[Dataset]
● ● ● ● ●

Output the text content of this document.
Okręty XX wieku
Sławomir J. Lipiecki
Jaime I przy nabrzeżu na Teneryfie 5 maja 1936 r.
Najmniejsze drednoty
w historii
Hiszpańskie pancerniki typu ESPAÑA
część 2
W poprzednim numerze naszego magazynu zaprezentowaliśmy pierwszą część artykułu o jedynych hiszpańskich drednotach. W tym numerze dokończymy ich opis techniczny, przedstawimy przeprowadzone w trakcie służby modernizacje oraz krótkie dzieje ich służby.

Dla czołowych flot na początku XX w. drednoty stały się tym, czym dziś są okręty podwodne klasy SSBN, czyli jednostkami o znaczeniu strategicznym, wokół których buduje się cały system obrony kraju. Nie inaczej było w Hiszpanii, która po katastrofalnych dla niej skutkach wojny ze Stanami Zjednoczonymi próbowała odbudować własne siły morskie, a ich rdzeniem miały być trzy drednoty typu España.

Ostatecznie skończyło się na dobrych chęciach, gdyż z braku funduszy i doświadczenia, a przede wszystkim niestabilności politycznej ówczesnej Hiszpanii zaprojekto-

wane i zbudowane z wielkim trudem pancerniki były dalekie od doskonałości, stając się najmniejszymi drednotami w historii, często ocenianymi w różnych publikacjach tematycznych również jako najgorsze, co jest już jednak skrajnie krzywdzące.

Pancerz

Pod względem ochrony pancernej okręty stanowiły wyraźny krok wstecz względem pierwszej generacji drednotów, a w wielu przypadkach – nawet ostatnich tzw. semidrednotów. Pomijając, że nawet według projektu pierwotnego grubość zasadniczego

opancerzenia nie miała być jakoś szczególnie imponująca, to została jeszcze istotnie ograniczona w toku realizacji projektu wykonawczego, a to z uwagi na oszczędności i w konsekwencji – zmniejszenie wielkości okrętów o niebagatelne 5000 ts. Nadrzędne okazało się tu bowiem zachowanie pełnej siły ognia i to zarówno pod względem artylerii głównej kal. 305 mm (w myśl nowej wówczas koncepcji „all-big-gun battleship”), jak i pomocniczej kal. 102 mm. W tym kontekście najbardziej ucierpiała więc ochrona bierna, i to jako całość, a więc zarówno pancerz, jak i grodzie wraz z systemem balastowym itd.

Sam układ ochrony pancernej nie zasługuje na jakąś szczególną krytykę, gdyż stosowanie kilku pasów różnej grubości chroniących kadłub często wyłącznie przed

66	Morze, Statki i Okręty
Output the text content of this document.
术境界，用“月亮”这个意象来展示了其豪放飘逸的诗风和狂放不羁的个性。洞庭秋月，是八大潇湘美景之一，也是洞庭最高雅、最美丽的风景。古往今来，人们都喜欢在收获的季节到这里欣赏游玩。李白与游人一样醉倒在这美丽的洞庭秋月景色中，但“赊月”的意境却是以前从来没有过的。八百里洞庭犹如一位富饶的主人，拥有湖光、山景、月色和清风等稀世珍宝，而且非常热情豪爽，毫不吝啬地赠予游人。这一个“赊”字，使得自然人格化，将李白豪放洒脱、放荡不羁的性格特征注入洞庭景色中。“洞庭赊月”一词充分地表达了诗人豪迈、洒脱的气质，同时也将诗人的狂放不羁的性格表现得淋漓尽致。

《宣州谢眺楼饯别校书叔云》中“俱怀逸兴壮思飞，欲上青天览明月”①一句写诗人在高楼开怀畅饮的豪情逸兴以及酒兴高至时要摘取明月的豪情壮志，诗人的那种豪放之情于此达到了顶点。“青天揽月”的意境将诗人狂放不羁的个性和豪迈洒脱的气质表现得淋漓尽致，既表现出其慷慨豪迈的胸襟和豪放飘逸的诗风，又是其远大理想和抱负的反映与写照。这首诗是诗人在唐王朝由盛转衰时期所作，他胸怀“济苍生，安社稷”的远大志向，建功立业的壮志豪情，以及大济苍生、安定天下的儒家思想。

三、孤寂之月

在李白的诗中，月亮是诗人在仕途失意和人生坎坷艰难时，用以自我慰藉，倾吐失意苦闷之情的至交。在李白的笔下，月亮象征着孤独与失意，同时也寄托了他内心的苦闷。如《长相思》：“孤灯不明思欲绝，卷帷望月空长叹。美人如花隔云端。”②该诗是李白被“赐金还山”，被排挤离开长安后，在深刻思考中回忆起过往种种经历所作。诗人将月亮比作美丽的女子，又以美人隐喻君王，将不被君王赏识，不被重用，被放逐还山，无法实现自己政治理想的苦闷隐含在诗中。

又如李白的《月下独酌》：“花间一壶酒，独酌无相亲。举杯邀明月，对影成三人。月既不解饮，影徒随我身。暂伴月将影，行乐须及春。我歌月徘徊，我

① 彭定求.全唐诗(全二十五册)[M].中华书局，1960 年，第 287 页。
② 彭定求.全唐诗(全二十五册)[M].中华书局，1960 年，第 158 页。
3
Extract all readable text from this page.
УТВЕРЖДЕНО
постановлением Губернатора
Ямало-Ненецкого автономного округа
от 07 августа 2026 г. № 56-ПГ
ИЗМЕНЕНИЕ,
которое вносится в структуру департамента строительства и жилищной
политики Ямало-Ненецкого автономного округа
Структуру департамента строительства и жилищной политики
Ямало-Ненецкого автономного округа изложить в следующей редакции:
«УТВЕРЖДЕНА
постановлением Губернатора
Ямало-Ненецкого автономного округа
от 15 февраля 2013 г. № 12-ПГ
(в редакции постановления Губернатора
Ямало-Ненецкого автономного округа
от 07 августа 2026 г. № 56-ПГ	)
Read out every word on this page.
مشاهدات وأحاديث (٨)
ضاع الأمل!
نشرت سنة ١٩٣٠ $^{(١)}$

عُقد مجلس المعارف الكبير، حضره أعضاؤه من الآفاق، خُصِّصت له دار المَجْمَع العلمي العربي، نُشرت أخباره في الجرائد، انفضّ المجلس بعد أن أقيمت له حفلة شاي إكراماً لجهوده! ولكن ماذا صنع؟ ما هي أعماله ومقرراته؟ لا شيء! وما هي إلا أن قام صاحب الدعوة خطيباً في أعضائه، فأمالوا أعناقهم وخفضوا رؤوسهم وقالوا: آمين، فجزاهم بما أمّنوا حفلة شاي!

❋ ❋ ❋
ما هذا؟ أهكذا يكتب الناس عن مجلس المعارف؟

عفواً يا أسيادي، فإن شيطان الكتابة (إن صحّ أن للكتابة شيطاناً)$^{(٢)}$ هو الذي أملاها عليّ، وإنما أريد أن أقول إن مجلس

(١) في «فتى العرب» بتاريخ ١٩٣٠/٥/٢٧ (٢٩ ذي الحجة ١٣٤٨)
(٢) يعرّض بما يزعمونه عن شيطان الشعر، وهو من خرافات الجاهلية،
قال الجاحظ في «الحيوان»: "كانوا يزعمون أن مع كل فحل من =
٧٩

● ● ● ● ●

[Task prompt] Provide all the records again, word for word.

[Task output]
Output the text content of this document.
Okręty XX wieku
Sławomir J. Lipiecki
Jaime I przy nabrzeżu na Teneryfie 5 maja 1936 r.
Najmniejsze drednoty
w historii
Hiszpańskie pancerniki typu ESPAÑA
część 2
W poprzednim numerze naszego magazynu zaprezentowaliśmy pierwszą część artykułu o jedynych hiszpańskich drednotach. W tym numerze dokończymy ich opis techniczny, przedstawimy przeprowadzone w trakcie służby modernizacje oraz krótkie dzieje ich służby.

Dla czołowych flot na początku XX w. drednoty stały się tym, czym dziś są okręty podwodne klasy SSBN, czyli jednostkami o znaczeniu strategicznym, wokół których buduje się cały system obrony kraju. Nie inaczej było w Hiszpanii, która po katastrofalnych dla niej skutkach wojny ze Stanami Zjednoczonymi próbowała odbudować własne siły morskie, a ich rdzeniem miały być trzy drednoty typu España.

Ostatecznie skończyło się na dobrych chęciach, gdyż z braku funduszy i doświadczenia, a przede wszystkim niestabilności politycznej ówczesnej Hiszpanii zaprojekto-

wane i zbudowane z wielkim trudem pancerniki były dalekie od doskonałości, stając się najmniejszymi drednotami w historii, często ocenianymi w różnych publikacjach tematycznych również jako najgorsze, co jest już jednak skrajnie krzywdzące.

Pancerz

Pod względem ochrony pancernej okręty stanowiły wyraźny krok wstecz względem pierwszej generacji drednotów, a w wielu przypadkach – nawet ostatnich tzw. semidrednotów. Pomijając, że nawet według projektu pierwotnego grubość zasadniczego

opancerzenia nie miała być jakoś szczególnie imponująca, to została jeszcze istotnie ograniczona w toku realizacji projektu wykonawczego, a to z uwagi na oszczędności i w konsekwencji – zmniejszenie wielkości okrętów o niebagatelne 5000 ts. Nadrzędne okazało się tu bowiem zachowanie pełnej siły ognia i to zarówno pod względem artylerii głównej kal. 305 mm (w myśl nowej wówczas koncepcji „all-big-gun battleship”), jak i pomocniczej kal. 102 mm. W tym kontekście najbardziej ucierpiała więc ochrona bierna, i to jako całość, a więc zarówno pancerz, jak i grodzie wraz z systemem balastowym itd.

Sam układ ochrony pancernej nie zasługuje na jakąś szczególną krytykę, gdyż stosowanie kilku pasów różnej grubości chroniących kadłub często wyłącznie przed

66	Morze, Statki i Okręty
Output the text content of this document.
术境界，用“月亮”这个意象来展示了其豪放飘逸的诗风和狂放不羁的个性。洞庭秋月，是八大潇湘美景之一，也是洞庭最高雅、最美丽的风景。古往今来，人们都喜欢在收获的季节到这里欣赏游玩。李白与游人一样醉倒在这美丽的洞庭秋月景色中，但“赊月”的意境却是以前从来没有过的。八百里洞庭犹如一位富饶的主人，拥有湖光、山景、月色和清风等稀世珍宝，而且非常热情豪爽，毫不吝啬地赠予游人。这一个“赊”字，使得自然人格化，将李白豪放洒脱、放荡不羁的性格特征注入洞庭景色中。“洞庭赊月”一词充分地表达了诗人豪迈、洒脱的气质，同时也将诗人的狂放不羁的性格表现得淋漓尽致。

《宣州谢眺楼饯别校书叔云》中“俱怀逸兴壮思飞，欲上青天览明月”①一句写诗人在高楼开怀畅饮的豪情逸兴以及酒兴高至时要摘取明月的豪情壮志，诗人的那种豪放之情于此达到了顶点。“青天揽月”的意境将诗人狂放不羁的个性和豪迈洒脱的气质表现得淋漓尽致，既表现出其慷慨豪迈的胸襟和豪放飘逸的诗风，又是其远大理想和抱负的反映与写照。这首诗是诗人在唐王朝由盛转衰时期所作，他胸怀“济苍生，安社稷”的远大志向，建功立业的壮志豪情，以及大济苍生、安定天下的儒家思想。

三、孤寂之月

在李白的诗中，月亮是诗人在仕途失意和人生坎坷艰难时，用以自我慰藉，倾吐失意苦闷之情的至交。在李白的笔下，月亮象征着孤独与失意，同时也寄托了他内心的苦闷。如《长相思》：“孤灯不明思欲绝，卷帷望月空长叹。美人如花隔云端。”②该诗是李白被“赐金还山”，被排挤离开长安后，在深刻思考中回忆起过往种种经历所作。诗人将月亮比作美丽的女子，又以美人隐喻君王，将不被君王赏识，不被重用，被放逐还山，无法实现自己政治理想的苦闷隐含在诗中。

又如李白的《月下独酌》：“花间一壶酒，独酌无相亲。举杯邀明月，对影成三人。月既不解饮，影徒随我身。暂伴月将影，行乐须及春。我歌月徘徊，我

① 彭定求.全唐诗(全二十五册)[M].中华书局，1960 年，第 287 页。
② 彭定求.全唐诗(全二十五册)[M].中华书局，1960 年，第 158 页。
3
Extract all readable text from this page.
УТВЕРЖДЕНО
постановлением Губернатора
Ямало-Ненецкого автономного округа
от 07 августа 2026 г. № 56-ПГ
ИЗМЕНЕНИЕ,
которое вносится в структуру департамента строительства и жилищной
политики Ямало-Ненецкого автономного округа
Структуру департамента строительства и жилищной политики
Ямало-Ненецкого автономного округа изложить в следующей редакции:
«УТВЕРЖДЕНА
постановлением Губернатора
Ямало-Ненецкого автономного округа
от 15 февраля 2013 г. № 12-ПГ
(в редакции постановления Губернатора
Ямало-Ненецкого автономного округа
от 07 августа 2026 г. № 56-ПГ	)
Read out every word on this page.
مشاهدات وأحاديث (٨)
ضاع الأمل!
نشرت سنة ١٩٣٠ $^{(١)}$

عُقد مجلس المعارف الكبير، حضره أعضاؤه من الآفاق، خُصِّصت له دار المَجْمَع العلمي العربي، نُشرت أخباره في الجرائد، انفضّ المجلس بعد أن أقيمت له حفلة شاي إكراماً لجهوده! ولكن ماذا صنع؟ ما هي أعماله ومقرراته؟ لا شيء! وما هي إلا أن قام صاحب الدعوة خطيباً في أعضائه، فأمالوا أعناقهم وخفضوا رؤوسهم وقالوا: آمين، فجزاهم بما أمّنوا حفلة شاي!

❋ ❋ ❋
ما هذا؟ أهكذا يكتب الناس عن مجلس المعارف؟

عفواً يا أسيادي، فإن شيطان الكتابة (إن صحّ أن للكتابة شيطاناً)$^{(٢)}$ هو الذي أملاها عليّ، وإنما أريد أن أقول إن مجلس

(١) في «فتى العرب» بتاريخ ١٩٣٠/٥/٢٧ (٢٩ ذي الحجة ١٣٤٨)
(٢) يعرّض بما يزعمونه عن شيطان الشعر، وهو من خرافات الجاهلية،
قال الجاحظ في «الحيوان»: "كانوا يزعمون أن مع كل فحل من =
٧٩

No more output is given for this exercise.